* Start Provided material *

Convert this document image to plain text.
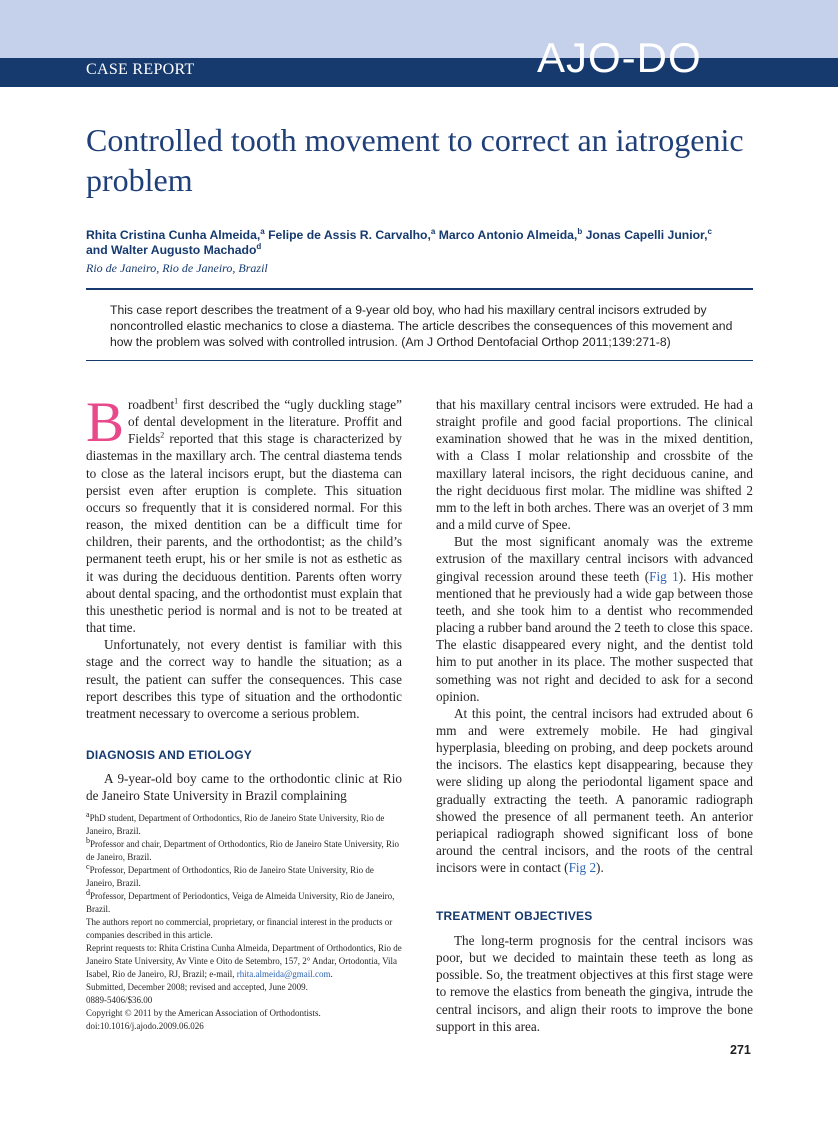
CASE REPORT	AJO-DO
Controlled tooth movement to correct an iatrogenic problem
Rhita Cristina Cunha Almeida,$^a$ Felipe de Assis R. Carvalho,$^a$ Marco Antonio Almeida,$^b$ Jonas Capelli Junior,$^c$
and Walter Augusto Machado$^d$
Rio de Janeiro, Rio de Janeiro, Brazil
This case report describes the treatment of a 9-year old boy, who had his maxillary central incisors extruded by noncontrolled elastic mechanics to close a diastema. The article describes the consequences of this movement and how the problem was solved with controlled intrusion. (Am J Orthod Dentofacial Orthop 2011;139:271-8)

Broadbent$^1$ first described the “ugly duckling stage” of dental development in the literature. Proffit and Fields$^2$ reported that this stage is characterized by diastemas in the maxillary arch. The central diastema tends to close as the lateral incisors erupt, but the diastema can persist even after eruption is complete. This situation occurs so frequently that it is considered normal. For this reason, the mixed dentition can be a difficult time for children, their parents, and the orthodontist; as the child’s permanent teeth erupt, his or her smile is not as esthetic as it was during the deciduous dentition. Parents often worry about dental spacing, and the orthodontist must explain that this unesthetic period is normal and is not to be treated at that time.

Unfortunately, not every dentist is familiar with this stage and the correct way to handle the situation; as a result, the patient can suffer the consequences. This case report describes this type of situation and the orthodontic treatment necessary to overcome a serious problem.

DIAGNOSIS AND ETIOLOGY

A 9-year-old boy came to the orthodontic clinic at Rio de Janeiro State University in Brazil complaining

$^a$PhD student, Department of Orthodontics, Rio de Janeiro State University, Rio de Janeiro, Brazil.
$^b$Professor and chair, Department of Orthodontics, Rio de Janeiro State University, Rio de Janeiro, Brazil.
$^c$Professor, Department of Orthodontics, Rio de Janeiro State University, Rio de Janeiro, Brazil.
$^d$Professor, Department of Periodontics, Veiga de Almeida University, Rio de Janeiro, Brazil.
The authors report no commercial, proprietary, or financial interest in the products or companies described in this article.
Reprint requests to: Rhita Cristina Cunha Almeida, Department of Orthodontics, Rio de Janeiro State University, Av Vinte e Oito de Setembro, 157, 2° Andar, Ortodontia, Vila Isabel, Rio de Janeiro, RJ, Brazil; e-mail, rhita.almeida@gmail.com.
Submitted, December 2008; revised and accepted, June 2009.
0889-5406/$36.00
Copyright © 2011 by the American Association of Orthodontists.
doi:10.1016/j.ajodo.2009.06.026

that his maxillary central incisors were extruded. He had a straight profile and good facial proportions. The clinical examination showed that he was in the mixed dentition, with a Class I molar relationship and crossbite of the maxillary lateral incisors, the right deciduous canine, and the right deciduous first molar. The midline was shifted 2 mm to the left in both arches. There was an overjet of 3 mm and a mild curve of Spee.

But the most significant anomaly was the extreme extrusion of the maxillary central incisors with advanced gingival recession around these teeth (Fig 1). His mother mentioned that he previously had a wide gap between those teeth, and she took him to a dentist who recommended placing a rubber band around the 2 teeth to close this space. The elastic disappeared every night, and the dentist told him to put another in its place. The mother suspected that something was not right and decided to ask for a second opinion.

At this point, the central incisors had extruded about 6 mm and were extremely mobile. He had gingival hyperplasia, bleeding on probing, and deep pockets around the incisors. The elastics kept disappearing, because they were sliding up along the periodontal ligament space and gradually extracting the teeth. A panoramic radiograph showed the presence of all permanent teeth. An anterior periapical radiograph showed significant loss of bone around the central incisors, and the roots of the central incisors were in contact (Fig 2).

TREATMENT OBJECTIVES

The long-term prognosis for the central incisors was poor, but we decided to maintain these teeth as long as possible. So, the treatment objectives at this first stage were to remove the elastics from beneath the gingiva, intrude the central incisors, and align their roots to improve the bone support in this area.

271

* End Provided material *

— Exercise aim —
Every entry should be returned exactly as written, minus the pictures.

— Task result —
Convert this document image to plain text.
CASE REPORT	AJO-DO
Controlled tooth movement to correct an iatrogenic problem
Rhita Cristina Cunha Almeida,$^a$ Felipe de Assis R. Carvalho,$^a$ Marco Antonio Almeida,$^b$ Jonas Capelli Junior,$^c$
and Walter Augusto Machado$^d$
Rio de Janeiro, Rio de Janeiro, Brazil
This case report describes the treatment of a 9-year old boy, who had his maxillary central incisors extruded by noncontrolled elastic mechanics to close a diastema. The article describes the consequences of this movement and how the problem was solved with controlled intrusion. (Am J Orthod Dentofacial Orthop 2011;139:271-8)

Broadbent$^1$ first described the “ugly duckling stage” of dental development in the literature. Proffit and Fields$^2$ reported that this stage is characterized by diastemas in the maxillary arch. The central diastema tends to close as the lateral incisors erupt, but the diastema can persist even after eruption is complete. This situation occurs so frequently that it is considered normal. For this reason, the mixed dentition can be a difficult time for children, their parents, and the orthodontist; as the child’s permanent teeth erupt, his or her smile is not as esthetic as it was during the deciduous dentition. Parents often worry about dental spacing, and the orthodontist must explain that this unesthetic period is normal and is not to be treated at that time.

Unfortunately, not every dentist is familiar with this stage and the correct way to handle the situation; as a result, the patient can suffer the consequences. This case report describes this type of situation and the orthodontic treatment necessary to overcome a serious problem.

DIAGNOSIS AND ETIOLOGY

A 9-year-old boy came to the orthodontic clinic at Rio de Janeiro State University in Brazil complaining

$^a$PhD student, Department of Orthodontics, Rio de Janeiro State University, Rio de Janeiro, Brazil.
$^b$Professor and chair, Department of Orthodontics, Rio de Janeiro State University, Rio de Janeiro, Brazil.
$^c$Professor, Department of Orthodontics, Rio de Janeiro State University, Rio de Janeiro, Brazil.
$^d$Professor, Department of Periodontics, Veiga de Almeida University, Rio de Janeiro, Brazil.
The authors report no commercial, proprietary, or financial interest in the products or companies described in this article.
Reprint requests to: Rhita Cristina Cunha Almeida, Department of Orthodontics, Rio de Janeiro State University, Av Vinte e Oito de Setembro, 157, 2° Andar, Ortodontia, Vila Isabel, Rio de Janeiro, RJ, Brazil; e-mail, rhita.almeida@gmail.com.
Submitted, December 2008; revised and accepted, June 2009.
0889-5406/$36.00
Copyright © 2011 by the American Association of Orthodontists.
doi:10.1016/j.ajodo.2009.06.026

that his maxillary central incisors were extruded. He had a straight profile and good facial proportions. The clinical examination showed that he was in the mixed dentition, with a Class I molar relationship and crossbite of the maxillary lateral incisors, the right deciduous canine, and the right deciduous first molar. The midline was shifted 2 mm to the left in both arches. There was an overjet of 3 mm and a mild curve of Spee.

But the most significant anomaly was the extreme extrusion of the maxillary central incisors with advanced gingival recession around these teeth (Fig 1). His mother mentioned that he previously had a wide gap between those teeth, and she took him to a dentist who recommended placing a rubber band around the 2 teeth to close this space. The elastic disappeared every night, and the dentist told him to put another in its place. The mother suspected that something was not right and decided to ask for a second opinion.

At this point, the central incisors had extruded about 6 mm and were extremely mobile. He had gingival hyperplasia, bleeding on probing, and deep pockets around the incisors. The elastics kept disappearing, because they were sliding up along the periodontal ligament space and gradually extracting the teeth. A panoramic radiograph showed the presence of all permanent teeth. An anterior periapical radiograph showed significant loss of bone around the central incisors, and the roots of the central incisors were in contact (Fig 2).

TREATMENT OBJECTIVES

The long-term prognosis for the central incisors was poor, but we decided to maintain these teeth as long as possible. So, the treatment objectives at this first stage were to remove the elastics from beneath the gingiva, intrude the central incisors, and align their roots to improve the bone support in this area.

271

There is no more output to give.